• [Set problem]
Identify each line containing the word "screenshot" and copy it.

** START OF Task inputs **

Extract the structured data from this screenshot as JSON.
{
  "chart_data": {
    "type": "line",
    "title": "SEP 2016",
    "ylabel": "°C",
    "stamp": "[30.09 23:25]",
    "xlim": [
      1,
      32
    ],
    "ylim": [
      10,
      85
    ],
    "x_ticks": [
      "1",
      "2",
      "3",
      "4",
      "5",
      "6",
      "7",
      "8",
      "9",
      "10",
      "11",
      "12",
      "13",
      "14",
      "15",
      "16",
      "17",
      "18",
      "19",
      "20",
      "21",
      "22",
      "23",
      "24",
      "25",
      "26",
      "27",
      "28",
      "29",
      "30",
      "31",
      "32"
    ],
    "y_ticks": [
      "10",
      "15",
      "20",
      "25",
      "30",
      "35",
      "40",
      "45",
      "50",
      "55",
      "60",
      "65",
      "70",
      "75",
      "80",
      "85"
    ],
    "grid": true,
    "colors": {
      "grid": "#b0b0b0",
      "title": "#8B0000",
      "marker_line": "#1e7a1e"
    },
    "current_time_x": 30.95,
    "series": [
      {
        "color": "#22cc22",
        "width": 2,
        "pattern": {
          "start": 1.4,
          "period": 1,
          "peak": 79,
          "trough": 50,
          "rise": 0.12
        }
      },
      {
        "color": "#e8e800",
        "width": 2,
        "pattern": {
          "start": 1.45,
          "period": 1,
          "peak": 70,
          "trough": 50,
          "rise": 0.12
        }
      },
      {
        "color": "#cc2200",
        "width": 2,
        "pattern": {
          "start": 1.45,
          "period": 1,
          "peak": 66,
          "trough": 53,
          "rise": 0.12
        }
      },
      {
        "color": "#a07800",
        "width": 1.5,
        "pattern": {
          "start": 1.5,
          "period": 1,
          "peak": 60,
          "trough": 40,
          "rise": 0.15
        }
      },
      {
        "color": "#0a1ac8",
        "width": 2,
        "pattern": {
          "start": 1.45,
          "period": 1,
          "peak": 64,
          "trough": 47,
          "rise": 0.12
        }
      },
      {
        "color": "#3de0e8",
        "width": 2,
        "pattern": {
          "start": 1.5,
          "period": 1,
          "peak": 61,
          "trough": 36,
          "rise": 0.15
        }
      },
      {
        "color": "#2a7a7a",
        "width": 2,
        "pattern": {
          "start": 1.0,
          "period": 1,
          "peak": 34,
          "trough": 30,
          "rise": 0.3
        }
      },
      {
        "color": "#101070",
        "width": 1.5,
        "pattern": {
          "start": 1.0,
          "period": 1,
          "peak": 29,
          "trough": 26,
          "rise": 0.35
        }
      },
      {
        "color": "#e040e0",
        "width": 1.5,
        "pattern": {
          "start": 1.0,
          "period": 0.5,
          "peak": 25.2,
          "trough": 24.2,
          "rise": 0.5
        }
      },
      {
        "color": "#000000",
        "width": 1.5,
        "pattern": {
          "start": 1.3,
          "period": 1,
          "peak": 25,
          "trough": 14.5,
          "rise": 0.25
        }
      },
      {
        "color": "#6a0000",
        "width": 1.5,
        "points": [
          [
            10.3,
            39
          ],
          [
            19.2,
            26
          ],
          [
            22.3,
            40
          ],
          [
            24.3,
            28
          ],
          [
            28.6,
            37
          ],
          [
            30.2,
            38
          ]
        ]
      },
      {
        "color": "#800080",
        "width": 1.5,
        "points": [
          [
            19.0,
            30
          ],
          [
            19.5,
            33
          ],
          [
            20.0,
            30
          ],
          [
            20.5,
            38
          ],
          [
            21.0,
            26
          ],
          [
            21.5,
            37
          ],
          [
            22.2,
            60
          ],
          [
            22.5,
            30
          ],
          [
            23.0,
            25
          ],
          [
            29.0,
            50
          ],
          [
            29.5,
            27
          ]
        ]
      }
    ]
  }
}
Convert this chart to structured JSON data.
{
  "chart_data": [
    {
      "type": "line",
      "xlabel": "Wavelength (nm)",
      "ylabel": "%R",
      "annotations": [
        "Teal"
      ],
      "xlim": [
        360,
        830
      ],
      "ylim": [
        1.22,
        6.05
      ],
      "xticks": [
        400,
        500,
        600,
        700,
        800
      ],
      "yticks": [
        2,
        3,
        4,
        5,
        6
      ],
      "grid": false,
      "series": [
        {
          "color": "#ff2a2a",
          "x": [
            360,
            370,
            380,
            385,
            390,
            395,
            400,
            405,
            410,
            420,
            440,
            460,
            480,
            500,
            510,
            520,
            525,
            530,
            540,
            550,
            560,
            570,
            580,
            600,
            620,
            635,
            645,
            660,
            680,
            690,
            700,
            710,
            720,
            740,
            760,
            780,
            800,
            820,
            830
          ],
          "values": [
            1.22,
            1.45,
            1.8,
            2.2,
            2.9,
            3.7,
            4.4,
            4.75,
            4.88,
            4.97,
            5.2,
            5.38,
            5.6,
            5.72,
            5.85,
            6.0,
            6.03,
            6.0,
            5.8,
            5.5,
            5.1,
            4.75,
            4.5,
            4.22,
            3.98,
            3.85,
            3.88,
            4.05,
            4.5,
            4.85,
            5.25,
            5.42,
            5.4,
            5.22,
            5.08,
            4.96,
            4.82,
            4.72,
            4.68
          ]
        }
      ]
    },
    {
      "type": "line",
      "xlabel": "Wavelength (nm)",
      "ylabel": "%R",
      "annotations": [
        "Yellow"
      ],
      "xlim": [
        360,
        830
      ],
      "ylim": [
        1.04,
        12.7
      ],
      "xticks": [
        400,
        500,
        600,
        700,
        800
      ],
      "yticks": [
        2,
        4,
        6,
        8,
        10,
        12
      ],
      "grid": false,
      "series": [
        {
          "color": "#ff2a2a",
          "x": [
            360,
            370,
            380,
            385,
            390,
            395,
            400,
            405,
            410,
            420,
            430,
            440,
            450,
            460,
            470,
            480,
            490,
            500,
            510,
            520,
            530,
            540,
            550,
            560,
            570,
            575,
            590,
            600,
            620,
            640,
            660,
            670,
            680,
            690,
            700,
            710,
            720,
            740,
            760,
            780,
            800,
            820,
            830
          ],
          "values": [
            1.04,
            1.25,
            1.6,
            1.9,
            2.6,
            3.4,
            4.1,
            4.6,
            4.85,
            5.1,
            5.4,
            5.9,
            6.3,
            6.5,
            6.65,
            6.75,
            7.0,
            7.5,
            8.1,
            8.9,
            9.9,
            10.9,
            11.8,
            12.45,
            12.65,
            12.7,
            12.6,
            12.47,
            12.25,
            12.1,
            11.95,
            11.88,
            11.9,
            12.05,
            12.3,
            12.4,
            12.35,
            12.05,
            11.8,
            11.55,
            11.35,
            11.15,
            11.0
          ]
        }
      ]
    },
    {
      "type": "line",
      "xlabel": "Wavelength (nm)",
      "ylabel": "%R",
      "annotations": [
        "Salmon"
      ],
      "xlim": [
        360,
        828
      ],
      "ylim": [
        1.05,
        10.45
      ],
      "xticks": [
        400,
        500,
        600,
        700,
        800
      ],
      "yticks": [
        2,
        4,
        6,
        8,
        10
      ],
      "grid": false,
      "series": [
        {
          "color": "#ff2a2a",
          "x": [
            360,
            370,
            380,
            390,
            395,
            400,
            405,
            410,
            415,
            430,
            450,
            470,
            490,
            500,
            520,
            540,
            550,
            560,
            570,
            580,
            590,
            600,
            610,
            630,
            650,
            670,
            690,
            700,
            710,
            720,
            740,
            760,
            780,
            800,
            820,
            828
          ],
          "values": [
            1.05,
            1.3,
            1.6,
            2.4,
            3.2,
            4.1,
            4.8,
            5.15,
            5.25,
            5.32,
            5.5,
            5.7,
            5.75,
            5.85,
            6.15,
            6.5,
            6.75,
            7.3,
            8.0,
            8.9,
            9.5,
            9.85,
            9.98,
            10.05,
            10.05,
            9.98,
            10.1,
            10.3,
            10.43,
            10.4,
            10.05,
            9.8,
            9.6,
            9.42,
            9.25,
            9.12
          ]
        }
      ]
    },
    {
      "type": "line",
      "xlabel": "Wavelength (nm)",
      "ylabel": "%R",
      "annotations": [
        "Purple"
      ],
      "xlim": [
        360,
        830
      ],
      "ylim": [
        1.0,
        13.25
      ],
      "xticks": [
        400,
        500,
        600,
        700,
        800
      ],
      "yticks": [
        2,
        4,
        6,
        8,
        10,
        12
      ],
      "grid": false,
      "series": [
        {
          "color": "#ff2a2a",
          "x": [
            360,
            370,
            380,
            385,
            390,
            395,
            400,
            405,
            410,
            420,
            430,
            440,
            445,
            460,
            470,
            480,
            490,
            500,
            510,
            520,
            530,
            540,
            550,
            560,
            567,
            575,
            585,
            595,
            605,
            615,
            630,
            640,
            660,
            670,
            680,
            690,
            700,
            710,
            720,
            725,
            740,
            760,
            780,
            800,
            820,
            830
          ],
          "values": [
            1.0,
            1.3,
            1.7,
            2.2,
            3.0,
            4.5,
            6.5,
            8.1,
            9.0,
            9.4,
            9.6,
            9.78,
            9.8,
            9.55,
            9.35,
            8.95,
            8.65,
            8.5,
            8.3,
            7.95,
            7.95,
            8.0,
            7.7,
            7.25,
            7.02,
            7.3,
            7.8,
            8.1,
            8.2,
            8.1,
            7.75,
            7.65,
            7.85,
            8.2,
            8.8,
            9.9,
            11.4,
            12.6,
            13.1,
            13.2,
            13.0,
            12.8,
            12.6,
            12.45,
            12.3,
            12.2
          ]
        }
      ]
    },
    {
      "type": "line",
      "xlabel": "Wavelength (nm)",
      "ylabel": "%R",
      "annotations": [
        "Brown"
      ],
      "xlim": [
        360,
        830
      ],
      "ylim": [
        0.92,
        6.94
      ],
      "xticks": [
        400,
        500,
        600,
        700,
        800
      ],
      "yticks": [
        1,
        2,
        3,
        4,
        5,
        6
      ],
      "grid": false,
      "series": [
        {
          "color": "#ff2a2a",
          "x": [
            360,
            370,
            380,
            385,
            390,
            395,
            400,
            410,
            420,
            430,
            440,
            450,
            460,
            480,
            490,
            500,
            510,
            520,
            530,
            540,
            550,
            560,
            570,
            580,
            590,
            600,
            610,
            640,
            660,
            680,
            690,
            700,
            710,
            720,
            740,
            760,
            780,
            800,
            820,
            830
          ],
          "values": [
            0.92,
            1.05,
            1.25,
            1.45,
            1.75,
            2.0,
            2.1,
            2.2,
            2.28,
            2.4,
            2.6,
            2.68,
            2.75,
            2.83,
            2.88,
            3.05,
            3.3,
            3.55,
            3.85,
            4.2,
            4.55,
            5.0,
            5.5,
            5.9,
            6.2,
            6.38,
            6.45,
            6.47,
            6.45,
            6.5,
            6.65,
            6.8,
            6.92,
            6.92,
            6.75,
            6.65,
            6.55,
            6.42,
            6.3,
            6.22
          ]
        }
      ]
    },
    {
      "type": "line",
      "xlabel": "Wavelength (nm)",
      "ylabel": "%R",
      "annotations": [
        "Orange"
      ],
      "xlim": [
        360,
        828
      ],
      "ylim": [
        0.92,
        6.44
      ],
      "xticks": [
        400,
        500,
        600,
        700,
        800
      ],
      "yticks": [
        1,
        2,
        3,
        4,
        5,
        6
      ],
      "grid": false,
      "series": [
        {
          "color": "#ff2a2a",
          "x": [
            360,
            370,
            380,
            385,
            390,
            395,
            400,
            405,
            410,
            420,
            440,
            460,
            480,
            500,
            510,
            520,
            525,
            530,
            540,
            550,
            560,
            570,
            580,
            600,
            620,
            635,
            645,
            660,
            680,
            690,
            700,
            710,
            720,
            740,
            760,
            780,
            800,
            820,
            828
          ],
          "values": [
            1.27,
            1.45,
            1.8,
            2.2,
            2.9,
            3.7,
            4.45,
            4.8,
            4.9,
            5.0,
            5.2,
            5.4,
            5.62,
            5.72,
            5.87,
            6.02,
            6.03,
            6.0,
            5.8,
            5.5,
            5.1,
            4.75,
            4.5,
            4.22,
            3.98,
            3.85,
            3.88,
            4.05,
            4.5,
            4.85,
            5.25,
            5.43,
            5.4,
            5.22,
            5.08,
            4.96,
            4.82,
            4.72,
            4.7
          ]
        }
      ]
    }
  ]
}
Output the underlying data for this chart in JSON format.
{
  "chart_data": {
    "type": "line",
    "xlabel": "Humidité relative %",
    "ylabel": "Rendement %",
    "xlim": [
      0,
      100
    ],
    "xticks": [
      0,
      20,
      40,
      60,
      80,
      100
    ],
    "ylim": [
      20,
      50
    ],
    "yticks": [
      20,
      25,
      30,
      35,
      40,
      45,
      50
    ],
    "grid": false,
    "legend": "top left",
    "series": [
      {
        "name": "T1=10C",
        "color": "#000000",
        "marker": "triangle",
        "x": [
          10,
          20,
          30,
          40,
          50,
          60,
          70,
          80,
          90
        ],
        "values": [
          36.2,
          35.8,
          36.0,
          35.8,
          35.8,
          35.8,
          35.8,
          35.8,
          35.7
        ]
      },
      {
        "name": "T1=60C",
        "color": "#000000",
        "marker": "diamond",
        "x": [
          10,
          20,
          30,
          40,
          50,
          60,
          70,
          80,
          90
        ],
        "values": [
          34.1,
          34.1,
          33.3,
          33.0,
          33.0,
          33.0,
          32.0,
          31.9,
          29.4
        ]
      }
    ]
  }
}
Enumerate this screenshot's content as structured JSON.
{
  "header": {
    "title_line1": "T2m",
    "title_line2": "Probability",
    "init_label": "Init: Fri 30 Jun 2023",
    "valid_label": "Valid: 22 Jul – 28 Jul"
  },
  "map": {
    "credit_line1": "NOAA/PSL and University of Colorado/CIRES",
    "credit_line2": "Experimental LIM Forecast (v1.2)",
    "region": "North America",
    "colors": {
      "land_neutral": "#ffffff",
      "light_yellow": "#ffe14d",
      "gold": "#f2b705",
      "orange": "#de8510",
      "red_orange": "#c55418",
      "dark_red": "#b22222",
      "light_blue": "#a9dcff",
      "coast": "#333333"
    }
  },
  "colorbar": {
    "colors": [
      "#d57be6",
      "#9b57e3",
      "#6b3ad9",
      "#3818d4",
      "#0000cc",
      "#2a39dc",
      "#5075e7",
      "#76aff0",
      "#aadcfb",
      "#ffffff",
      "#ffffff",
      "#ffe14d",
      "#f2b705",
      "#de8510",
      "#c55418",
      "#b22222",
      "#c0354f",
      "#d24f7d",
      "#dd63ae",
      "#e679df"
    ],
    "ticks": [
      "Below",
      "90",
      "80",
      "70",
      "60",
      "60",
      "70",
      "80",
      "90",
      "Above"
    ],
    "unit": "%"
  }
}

** END OF Task inputs **

• [Full solution]
Extract the structured data from this screenshot as JSON.
Enumerate this screenshot's content as structured JSON.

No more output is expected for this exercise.